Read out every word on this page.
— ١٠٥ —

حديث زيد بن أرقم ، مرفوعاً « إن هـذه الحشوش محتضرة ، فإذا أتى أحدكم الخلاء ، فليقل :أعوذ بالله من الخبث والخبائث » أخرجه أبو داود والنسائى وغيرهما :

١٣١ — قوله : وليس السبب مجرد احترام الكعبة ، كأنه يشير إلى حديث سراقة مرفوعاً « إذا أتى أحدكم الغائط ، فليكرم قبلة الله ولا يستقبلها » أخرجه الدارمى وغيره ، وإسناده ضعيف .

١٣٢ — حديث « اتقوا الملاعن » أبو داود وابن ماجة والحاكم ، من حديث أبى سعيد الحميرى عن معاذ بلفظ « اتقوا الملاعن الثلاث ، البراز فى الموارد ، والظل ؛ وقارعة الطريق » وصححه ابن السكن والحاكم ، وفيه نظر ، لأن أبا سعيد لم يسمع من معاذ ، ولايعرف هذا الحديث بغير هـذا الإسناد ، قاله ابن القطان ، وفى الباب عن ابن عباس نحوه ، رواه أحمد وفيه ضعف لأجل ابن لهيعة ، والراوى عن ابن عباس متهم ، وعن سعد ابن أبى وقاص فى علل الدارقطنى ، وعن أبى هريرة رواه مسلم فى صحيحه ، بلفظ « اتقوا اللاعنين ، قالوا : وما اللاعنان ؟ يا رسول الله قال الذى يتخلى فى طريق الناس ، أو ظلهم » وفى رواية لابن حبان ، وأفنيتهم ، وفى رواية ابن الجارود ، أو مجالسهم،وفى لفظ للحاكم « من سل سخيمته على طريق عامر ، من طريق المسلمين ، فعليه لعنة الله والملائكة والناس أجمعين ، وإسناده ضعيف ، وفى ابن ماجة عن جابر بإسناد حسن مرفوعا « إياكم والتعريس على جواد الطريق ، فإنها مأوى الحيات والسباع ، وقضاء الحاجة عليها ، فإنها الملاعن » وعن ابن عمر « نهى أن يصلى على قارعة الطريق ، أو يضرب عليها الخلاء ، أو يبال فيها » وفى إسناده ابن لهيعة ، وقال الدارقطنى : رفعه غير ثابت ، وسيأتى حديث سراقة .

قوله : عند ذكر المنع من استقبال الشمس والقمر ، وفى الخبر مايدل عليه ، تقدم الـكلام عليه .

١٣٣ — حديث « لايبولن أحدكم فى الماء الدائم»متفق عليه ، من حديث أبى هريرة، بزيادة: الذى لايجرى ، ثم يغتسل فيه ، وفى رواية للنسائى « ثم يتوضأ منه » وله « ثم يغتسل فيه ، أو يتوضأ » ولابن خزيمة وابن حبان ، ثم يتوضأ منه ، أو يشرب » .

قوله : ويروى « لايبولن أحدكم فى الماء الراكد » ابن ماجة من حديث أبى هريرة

+++

- [Goal]:
Every line in the data that holds "الماء" should be copied out.

- [Full output]:
١٣٣ — حديث « لايبولن أحدكم فى الماء الدائم»متفق عليه ، من حديث أبى هريرة، بزيادة: الذى لايجرى ، ثم يغتسل فيه ، وفى رواية للنسائى « ثم يتوضأ منه » وله « ثم يغتسل فيه ، أو يتوضأ » ولابن خزيمة وابن حبان ، ثم يتوضأ منه ، أو يشرب » .
قوله : ويروى « لايبولن أحدكم فى الماء الراكد » ابن ماجة من حديث أبى هريرة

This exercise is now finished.